━━━ Material provided

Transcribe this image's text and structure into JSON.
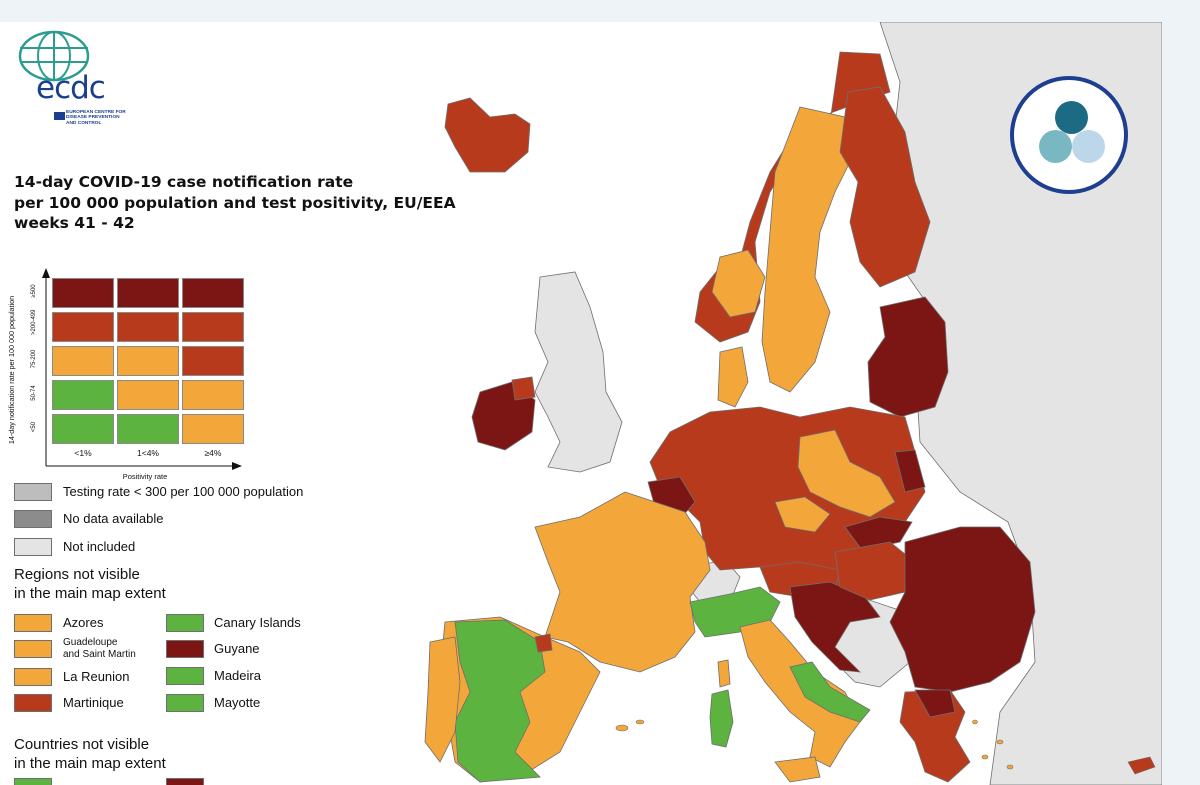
{
  "logo": {
    "wordmark": "ecdc",
    "subtitle_lines": [
      "EUROPEAN CENTRE FOR",
      "DISEASE PREVENTION",
      "AND CONTROL"
    ],
    "globe_color": "#2a9d8f",
    "brand_color": "#1a3f8f"
  },
  "title": {
    "lines": [
      "14-day COVID-19 case notification rate",
      "per 100 000 population and test positivity, EU/EEA",
      "weeks 41 - 42"
    ]
  },
  "legend_matrix": {
    "y_axis_label": "14-day notification rate per 100 000 population",
    "x_axis_label": "Positivity rate",
    "rows": [
      "≥500",
      ">200-499",
      "75-200",
      "50-74",
      "<50"
    ],
    "columns": [
      "<1%",
      "1<4%",
      "≥4%"
    ],
    "cell_levels": [
      [
        "darkred",
        "darkred",
        "darkred"
      ],
      [
        "red",
        "red",
        "red"
      ],
      [
        "orange",
        "orange",
        "red"
      ],
      [
        "green",
        "orange",
        "orange"
      ],
      [
        "green",
        "green",
        "orange"
      ]
    ]
  },
  "colors": {
    "darkred": "#7b1614",
    "red": "#b83a1d",
    "orange": "#f3a73b",
    "green": "#5db33f",
    "testing": "#bdbdbd",
    "nodata": "#8c8c8c",
    "notincluded": "#e4e4e4",
    "sea": "#ffffff",
    "border": "#6e6e6e"
  },
  "status_legend": [
    {
      "label": "Testing rate < 300 per 100 000 population",
      "color_key": "testing"
    },
    {
      "label": "No data available",
      "color_key": "nodata"
    },
    {
      "label": "Not included",
      "color_key": "notincluded"
    }
  ],
  "regions_section": {
    "heading_lines": [
      "Regions not visible",
      "in the main map extent"
    ],
    "left": [
      {
        "label": "Azores",
        "color_key": "orange"
      },
      {
        "label_lines": [
          "Guadeloupe",
          "and Saint Martin"
        ],
        "color_key": "orange"
      },
      {
        "label": "La Reunion",
        "color_key": "orange"
      },
      {
        "label": "Martinique",
        "color_key": "red"
      }
    ],
    "right": [
      {
        "label": "Canary Islands",
        "color_key": "green"
      },
      {
        "label": "Guyane",
        "color_key": "darkred"
      },
      {
        "label": "Madeira",
        "color_key": "green"
      },
      {
        "label": "Mayotte",
        "color_key": "green"
      }
    ]
  },
  "countries_section": {
    "heading_lines": [
      "Countries not visible",
      "in the main map extent"
    ]
  },
  "badge": {
    "icon": "three-circles-logo-icon",
    "dot_colors": [
      "#1d6a85",
      "#79b7c3",
      "#bcd7ea"
    ],
    "ring_color": "#1e3f8f"
  }
}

━━━━━━

▶ **Written problem**
Return to the listing above and set it down exactly, leaving out its pictures.

▶ **Final result**
Transcribe this image's text and structure into JSON.
{
  "logo": {
    "wordmark": "ecdc",
    "subtitle_lines": [
      "EUROPEAN CENTRE FOR",
      "DISEASE PREVENTION",
      "AND CONTROL"
    ],
    "globe_color": "#2a9d8f",
    "brand_color": "#1a3f8f"
  },
  "title": {
    "lines": [
      "14-day COVID-19 case notification rate",
      "per 100 000 population and test positivity, EU/EEA",
      "weeks 41 - 42"
    ]
  },
  "legend_matrix": {
    "y_axis_label": "14-day notification rate per 100 000 population",
    "x_axis_label": "Positivity rate",
    "rows": [
      "≥500",
      ">200-499",
      "75-200",
      "50-74",
      "<50"
    ],
    "columns": [
      "<1%",
      "1<4%",
      "≥4%"
    ],
    "cell_levels": [
      [
        "darkred",
        "darkred",
        "darkred"
      ],
      [
        "red",
        "red",
        "red"
      ],
      [
        "orange",
        "orange",
        "red"
      ],
      [
        "green",
        "orange",
        "orange"
      ],
      [
        "green",
        "green",
        "orange"
      ]
    ]
  },
  "colors": {
    "darkred": "#7b1614",
    "red": "#b83a1d",
    "orange": "#f3a73b",
    "green": "#5db33f",
    "testing": "#bdbdbd",
    "nodata": "#8c8c8c",
    "notincluded": "#e4e4e4",
    "sea": "#ffffff",
    "border": "#6e6e6e"
  },
  "status_legend": [
    {
      "label": "Testing rate < 300 per 100 000 population",
      "color_key": "testing"
    },
    {
      "label": "No data available",
      "color_key": "nodata"
    },
    {
      "label": "Not included",
      "color_key": "notincluded"
    }
  ],
  "regions_section": {
    "heading_lines": [
      "Regions not visible",
      "in the main map extent"
    ],
    "left": [
      {
        "label": "Azores",
        "color_key": "orange"
      },
      {
        "label_lines": [
          "Guadeloupe",
          "and Saint Martin"
        ],
        "color_key": "orange"
      },
      {
        "label": "La Reunion",
        "color_key": "orange"
      },
      {
        "label": "Martinique",
        "color_key": "red"
      }
    ],
    "right": [
      {
        "label": "Canary Islands",
        "color_key": "green"
      },
      {
        "label": "Guyane",
        "color_key": "darkred"
      },
      {
        "label": "Madeira",
        "color_key": "green"
      },
      {
        "label": "Mayotte",
        "color_key": "green"
      }
    ]
  },
  "countries_section": {
    "heading_lines": [
      "Countries not visible",
      "in the main map extent"
    ]
  },
  "badge": {
    "icon": "three-circles-logo-icon",
    "dot_colors": [
      "#1d6a85",
      "#79b7c3",
      "#bcd7ea"
    ],
    "ring_color": "#1e3f8f"
  }
}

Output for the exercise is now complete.